→ SET TASK A
In the rows below, copy out every line from the one containing "Decompose this screenshot" through the one containing "x-tick-label: 100 (525, 827, 545, 841)", both included, and nothing else.

The API uses both URL path and query parameters.
parameter | required | description |
---|---|---|
collection | Y | this parameter is the same as the collection parameter described in the OGC Coverages API above. |
Table 4 - Harmony WMS API URL path (required) parameters
parameter | required | description |
---|---|---|
service | Y | the service for the request. Must be equal to 'WMS' |
version | Y | the WMS version to use. Must be equal to '1.3.0' |
request | Y | the action being requested. Valid values are GetCapabilities and GetMap |
Table 5 - Required query parameters for both GetCapabilities
and GetMap
parameter | required | description |
---|---|---|
layers | Y | comma-separated list of layer names to display on map |
bbox | Y | the bounding box for the map as comma separated values in WSEN order |
crs | Y | Spatial Reference System for map output. Value is in form EPSG:nnn |
format | Y | output format mime-type |
styles | Y | Styles in which layers are to be rendered. Value is a comma-separated list of style names, or empty if default styling is required. Style names may be empty in the list, to use default layer styling. |
width | Y | width in pixels of the output |
height | Y | height in pixels of the output |
bgcolor | N | Background color for the map image. Value is in the form RRGGBB. Default is FFFFFF (white). |
exceptions | N | Format in which to report exceptions. Default value is application/vnd.ogc.se_xml |
transparent | N | whether the output background should be transparent (true or false ). default is false |
Table 6 - Standard WMS query parameters for GetMap
parameter | required | description |
---|---|---|
dpi | N | the dots-per-inch (DPI) resolution for image output |
map_resolution | N | the DPI resolution for image output |
granuleId | N | the CMR Granule ID for the granule of interest |
granuleName | N | passed to the CMR search as the readable_granule_name parameter. Supports * and ? wildcards for multiple and single character matches. Wildcards can be used any place in the name, but leading wildcards are discouraged as they require a lot of resources for the underlying search |
Table 7 - Additional (non-OGC) query parameters for Harmony WMS queries
GetCapabilities
requests return an XML document, while GetMap
requests return an image.

→ DATASET RECORDS
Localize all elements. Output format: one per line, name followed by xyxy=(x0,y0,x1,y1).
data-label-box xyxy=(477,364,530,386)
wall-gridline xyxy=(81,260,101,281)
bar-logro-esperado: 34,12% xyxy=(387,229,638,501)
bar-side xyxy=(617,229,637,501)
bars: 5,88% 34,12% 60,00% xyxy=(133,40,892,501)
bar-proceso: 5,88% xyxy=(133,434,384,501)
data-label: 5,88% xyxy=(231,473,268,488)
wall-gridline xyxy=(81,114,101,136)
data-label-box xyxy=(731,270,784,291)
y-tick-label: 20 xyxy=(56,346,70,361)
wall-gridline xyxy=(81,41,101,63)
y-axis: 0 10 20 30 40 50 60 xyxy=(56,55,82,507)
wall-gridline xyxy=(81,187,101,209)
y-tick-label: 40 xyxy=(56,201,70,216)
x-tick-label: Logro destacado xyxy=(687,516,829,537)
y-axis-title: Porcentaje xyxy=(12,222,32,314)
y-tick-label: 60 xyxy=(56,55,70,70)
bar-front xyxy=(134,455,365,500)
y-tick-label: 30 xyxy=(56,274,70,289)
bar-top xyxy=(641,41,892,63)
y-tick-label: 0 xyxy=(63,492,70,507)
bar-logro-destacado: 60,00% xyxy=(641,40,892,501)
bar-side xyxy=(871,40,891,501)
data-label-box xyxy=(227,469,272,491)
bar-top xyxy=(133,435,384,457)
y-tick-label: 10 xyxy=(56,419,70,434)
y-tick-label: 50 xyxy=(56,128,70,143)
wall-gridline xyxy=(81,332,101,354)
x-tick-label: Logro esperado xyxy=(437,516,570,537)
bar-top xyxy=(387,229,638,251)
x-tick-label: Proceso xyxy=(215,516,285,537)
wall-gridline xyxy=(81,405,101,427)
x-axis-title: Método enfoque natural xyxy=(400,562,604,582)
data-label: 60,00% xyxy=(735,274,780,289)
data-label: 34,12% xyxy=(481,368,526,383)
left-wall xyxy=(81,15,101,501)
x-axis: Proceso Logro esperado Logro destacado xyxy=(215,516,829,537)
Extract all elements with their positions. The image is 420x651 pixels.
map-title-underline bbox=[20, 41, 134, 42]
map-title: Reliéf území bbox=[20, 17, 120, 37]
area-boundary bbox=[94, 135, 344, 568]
...
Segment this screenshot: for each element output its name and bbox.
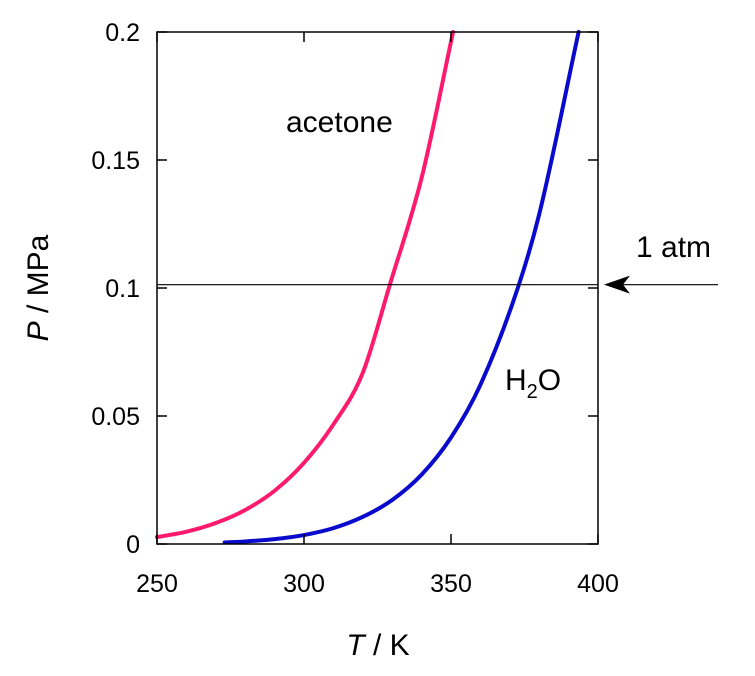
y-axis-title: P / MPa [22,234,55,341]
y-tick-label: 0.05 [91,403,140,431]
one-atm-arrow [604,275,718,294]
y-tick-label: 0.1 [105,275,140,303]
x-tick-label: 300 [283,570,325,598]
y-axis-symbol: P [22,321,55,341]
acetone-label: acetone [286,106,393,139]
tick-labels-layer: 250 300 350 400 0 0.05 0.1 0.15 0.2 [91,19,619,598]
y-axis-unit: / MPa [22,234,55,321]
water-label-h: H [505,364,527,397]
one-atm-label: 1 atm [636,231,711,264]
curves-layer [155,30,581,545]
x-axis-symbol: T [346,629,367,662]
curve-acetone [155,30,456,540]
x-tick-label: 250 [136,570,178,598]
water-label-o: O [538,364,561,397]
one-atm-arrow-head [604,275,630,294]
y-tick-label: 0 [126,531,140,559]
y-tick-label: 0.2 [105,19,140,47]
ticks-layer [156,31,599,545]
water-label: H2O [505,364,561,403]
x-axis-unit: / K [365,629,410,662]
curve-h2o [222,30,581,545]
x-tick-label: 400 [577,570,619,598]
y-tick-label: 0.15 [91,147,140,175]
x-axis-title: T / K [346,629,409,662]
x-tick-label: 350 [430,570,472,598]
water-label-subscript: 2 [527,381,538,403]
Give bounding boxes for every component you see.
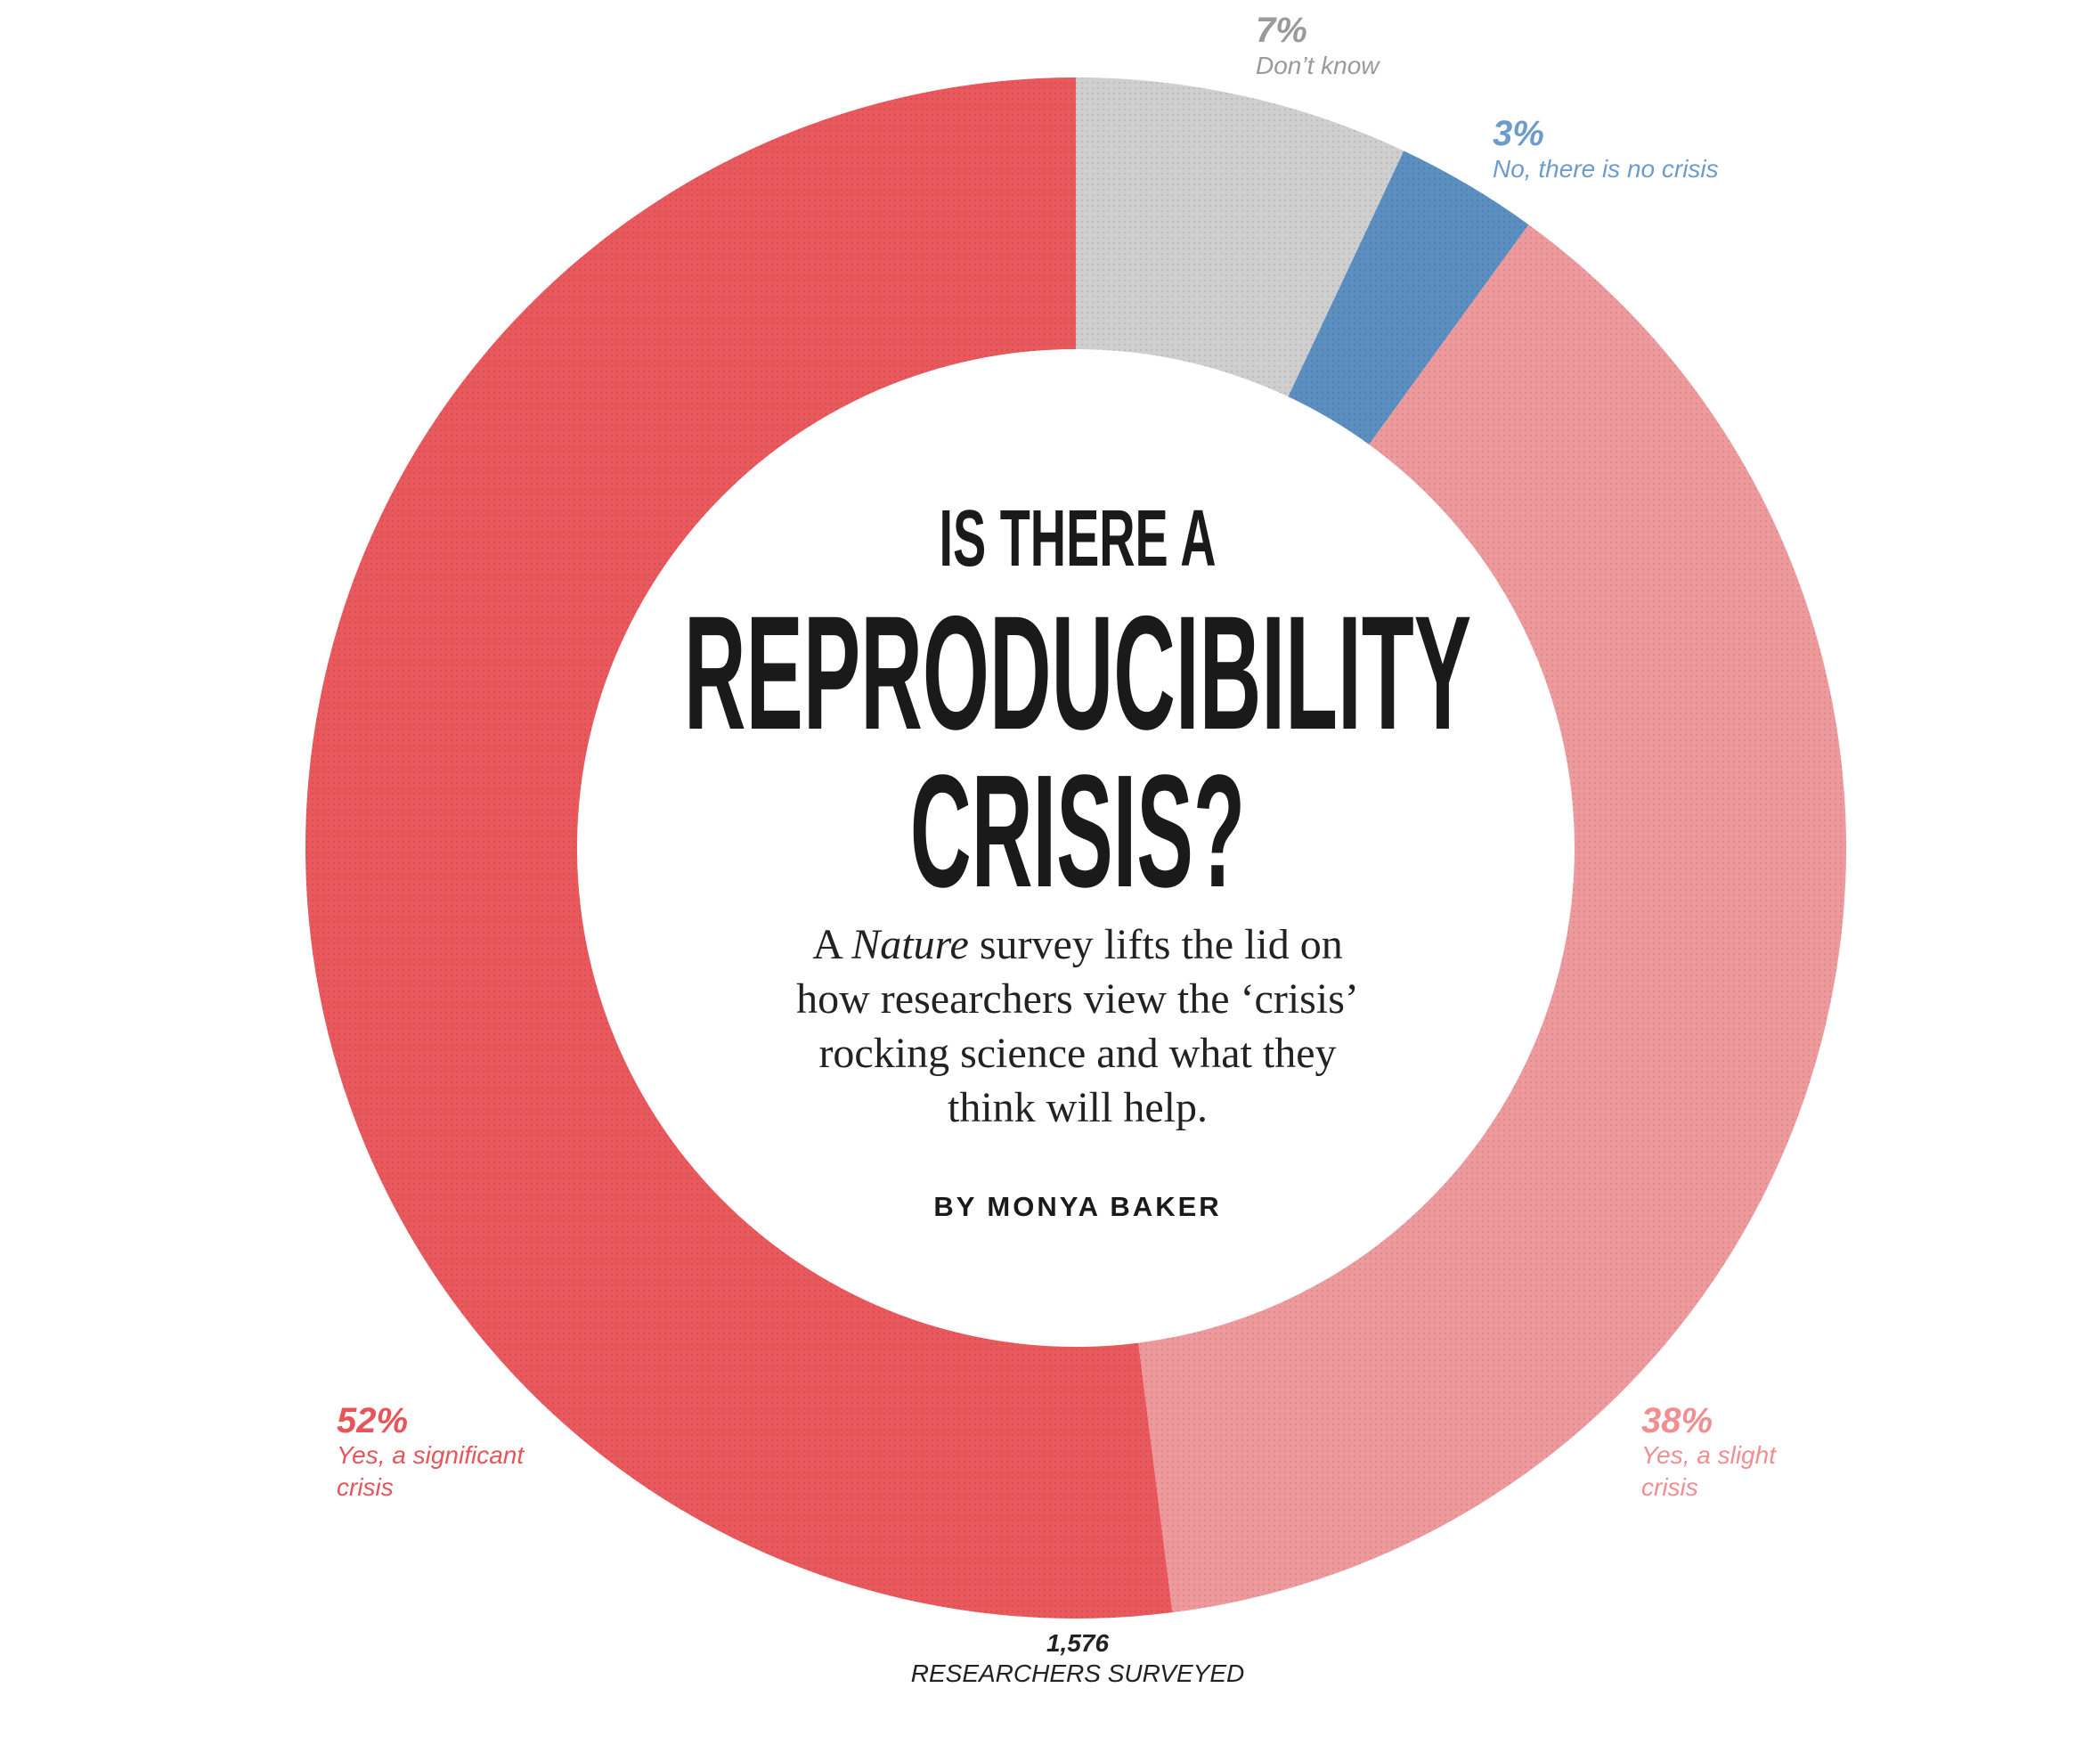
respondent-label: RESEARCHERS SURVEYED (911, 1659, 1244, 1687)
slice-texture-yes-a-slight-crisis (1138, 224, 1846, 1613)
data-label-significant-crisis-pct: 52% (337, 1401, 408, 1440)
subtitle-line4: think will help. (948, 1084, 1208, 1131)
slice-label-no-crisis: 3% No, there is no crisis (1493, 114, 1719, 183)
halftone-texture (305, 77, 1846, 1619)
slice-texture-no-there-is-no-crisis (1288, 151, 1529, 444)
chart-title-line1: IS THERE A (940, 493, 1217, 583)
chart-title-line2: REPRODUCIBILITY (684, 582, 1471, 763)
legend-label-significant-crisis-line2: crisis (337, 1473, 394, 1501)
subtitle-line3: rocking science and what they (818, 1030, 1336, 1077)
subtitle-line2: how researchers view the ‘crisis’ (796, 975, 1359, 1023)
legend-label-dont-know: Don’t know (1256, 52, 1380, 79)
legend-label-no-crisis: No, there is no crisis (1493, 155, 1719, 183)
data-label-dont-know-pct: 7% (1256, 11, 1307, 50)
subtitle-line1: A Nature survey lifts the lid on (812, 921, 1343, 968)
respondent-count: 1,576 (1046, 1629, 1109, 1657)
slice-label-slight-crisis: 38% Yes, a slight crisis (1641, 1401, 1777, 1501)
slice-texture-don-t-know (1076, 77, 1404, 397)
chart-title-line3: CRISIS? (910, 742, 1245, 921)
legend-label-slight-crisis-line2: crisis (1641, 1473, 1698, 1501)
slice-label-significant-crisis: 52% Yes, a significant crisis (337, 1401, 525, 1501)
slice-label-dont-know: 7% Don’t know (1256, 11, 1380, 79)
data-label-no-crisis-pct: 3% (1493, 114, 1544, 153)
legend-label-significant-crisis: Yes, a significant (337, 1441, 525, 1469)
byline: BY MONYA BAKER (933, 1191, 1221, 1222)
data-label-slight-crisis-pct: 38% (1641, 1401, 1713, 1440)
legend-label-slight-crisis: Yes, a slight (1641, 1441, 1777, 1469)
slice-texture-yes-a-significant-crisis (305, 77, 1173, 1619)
==
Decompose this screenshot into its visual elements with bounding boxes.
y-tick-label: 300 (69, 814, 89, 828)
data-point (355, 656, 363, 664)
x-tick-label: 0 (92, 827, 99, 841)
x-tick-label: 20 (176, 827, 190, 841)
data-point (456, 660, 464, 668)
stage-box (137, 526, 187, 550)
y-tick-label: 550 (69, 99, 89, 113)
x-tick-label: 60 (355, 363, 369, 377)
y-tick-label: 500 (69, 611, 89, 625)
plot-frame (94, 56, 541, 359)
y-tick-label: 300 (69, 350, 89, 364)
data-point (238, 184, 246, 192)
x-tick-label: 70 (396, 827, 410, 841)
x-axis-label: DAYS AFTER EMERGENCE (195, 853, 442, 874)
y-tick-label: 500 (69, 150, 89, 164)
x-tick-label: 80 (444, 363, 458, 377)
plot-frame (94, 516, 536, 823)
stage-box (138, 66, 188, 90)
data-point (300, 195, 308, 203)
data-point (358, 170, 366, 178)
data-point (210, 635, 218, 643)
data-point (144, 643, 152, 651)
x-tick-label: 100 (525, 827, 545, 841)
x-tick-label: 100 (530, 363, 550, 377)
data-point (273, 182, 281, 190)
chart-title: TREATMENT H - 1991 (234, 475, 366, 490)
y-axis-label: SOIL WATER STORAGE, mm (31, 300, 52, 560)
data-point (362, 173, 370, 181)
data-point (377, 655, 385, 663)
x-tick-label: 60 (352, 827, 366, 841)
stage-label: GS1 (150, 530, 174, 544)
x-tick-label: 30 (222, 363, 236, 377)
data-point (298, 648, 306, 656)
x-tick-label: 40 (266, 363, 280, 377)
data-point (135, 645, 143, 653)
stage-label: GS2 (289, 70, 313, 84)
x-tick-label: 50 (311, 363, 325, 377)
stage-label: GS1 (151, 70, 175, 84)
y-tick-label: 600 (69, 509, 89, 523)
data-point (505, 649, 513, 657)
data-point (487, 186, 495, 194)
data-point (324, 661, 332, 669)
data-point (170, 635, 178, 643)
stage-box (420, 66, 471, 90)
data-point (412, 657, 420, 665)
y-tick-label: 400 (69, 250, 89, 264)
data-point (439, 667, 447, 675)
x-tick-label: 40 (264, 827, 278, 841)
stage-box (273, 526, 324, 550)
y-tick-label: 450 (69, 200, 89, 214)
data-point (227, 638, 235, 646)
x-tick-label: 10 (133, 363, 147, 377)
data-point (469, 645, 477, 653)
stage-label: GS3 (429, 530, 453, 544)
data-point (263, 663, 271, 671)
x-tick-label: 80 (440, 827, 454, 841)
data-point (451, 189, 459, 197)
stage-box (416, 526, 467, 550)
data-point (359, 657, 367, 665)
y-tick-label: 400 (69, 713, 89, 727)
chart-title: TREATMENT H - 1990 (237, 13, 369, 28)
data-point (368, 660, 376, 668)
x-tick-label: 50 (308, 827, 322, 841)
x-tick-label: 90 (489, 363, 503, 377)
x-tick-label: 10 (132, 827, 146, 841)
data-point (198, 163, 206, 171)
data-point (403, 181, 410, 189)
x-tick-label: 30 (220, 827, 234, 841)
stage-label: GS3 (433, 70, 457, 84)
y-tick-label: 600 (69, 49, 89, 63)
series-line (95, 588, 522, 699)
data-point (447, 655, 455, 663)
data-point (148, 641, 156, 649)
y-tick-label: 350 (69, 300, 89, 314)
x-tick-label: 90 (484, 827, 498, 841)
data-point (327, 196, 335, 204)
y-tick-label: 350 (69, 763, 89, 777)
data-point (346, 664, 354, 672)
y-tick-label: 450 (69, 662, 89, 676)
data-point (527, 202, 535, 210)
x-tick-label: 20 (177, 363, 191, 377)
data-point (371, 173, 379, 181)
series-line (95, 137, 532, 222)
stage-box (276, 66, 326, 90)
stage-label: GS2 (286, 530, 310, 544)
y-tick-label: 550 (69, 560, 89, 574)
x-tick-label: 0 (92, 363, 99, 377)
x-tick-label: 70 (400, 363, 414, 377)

→ SET TASK B
Pick up the Harmony WMS API excerpt after its last sentence and write what comes next.

→ RESULT A
Decompose this screenshot into its visual elements with bounding boxes.
y-tick-label: 300 (69, 814, 89, 828)
data-point (355, 656, 363, 664)
x-tick-label: 0 (92, 827, 99, 841)
x-tick-label: 20 (176, 827, 190, 841)
data-point (456, 660, 464, 668)
stage-box (137, 526, 187, 550)
y-tick-label: 550 (69, 99, 89, 113)
x-tick-label: 60 (355, 363, 369, 377)
y-tick-label: 500 (69, 611, 89, 625)
plot-frame (94, 56, 541, 359)
y-tick-label: 300 (69, 350, 89, 364)
data-point (238, 184, 246, 192)
x-tick-label: 70 (396, 827, 410, 841)
x-axis-label: DAYS AFTER EMERGENCE (195, 853, 442, 874)
y-tick-label: 500 (69, 150, 89, 164)
x-tick-label: 80 (444, 363, 458, 377)
plot-frame (94, 516, 536, 823)
stage-box (138, 66, 188, 90)
data-point (300, 195, 308, 203)
data-point (358, 170, 366, 178)
data-point (210, 635, 218, 643)
data-point (144, 643, 152, 651)
x-tick-label: 100 (525, 827, 545, 841)

→ RESULT B
Harmony requests are declarative rather than imperative, so a request specifies the particular data of interest, time range of interest, spatial bounds of interest, desired output format, etc. Harmony then matches this declaration against available services and invokes the matching services on behalf of the user. All of which is to say the user does not request specific services directly. Despite this, it can be useful for a user to know what services are available, what their capabilities are, and which services can work together.
Harmony services run in containers in pods in a Kubernetes cluster. It is not possible for users to interact directly with these pods, but it may be useful to know some of the details about the running versions. The specific docker image and tag for each service can be retrieved from the versions route.
The following tables provide an overview of the deployed services with a description of each and what capabilities they provide.
Name: gesdisc/giovanni
Description:
A service to compose the Giovanni URL and invoke Giovanni service to produce output file to visualize, analyze, and access vast amounts of Earth science remote sensing data without having to download the data.
Capabilities | ||||||
---|---|---|---|---|---|---|
subsetting | concatenation | reprojection | output formats | |||
bounding box | shape | variable | multiple variable | DEFAULT | N | text/csv |
Y | N | Y | N |
Name: podaac/l2-subsetter
Description:
Implementation of the L2 swath subsetter based on python, xarray and netcdf4.
Capabilities | ||||||
---|---|---|---|---|---|---|
subsetting | concatenation | reprojection | output formats | |||
bounding box | shape | variable | multiple variable | N | N | application/netcdf,application/x-netcdf4 |
Y | Y | Y | N |
Name: podaac/concise
Description:
Service capabale of "concatenating" multiple netCDF files into a single netCDF files. The resulting file has an extra dimension with size equal to the number of input files where each slice in that dimension corresponds to the data from one of the inputs.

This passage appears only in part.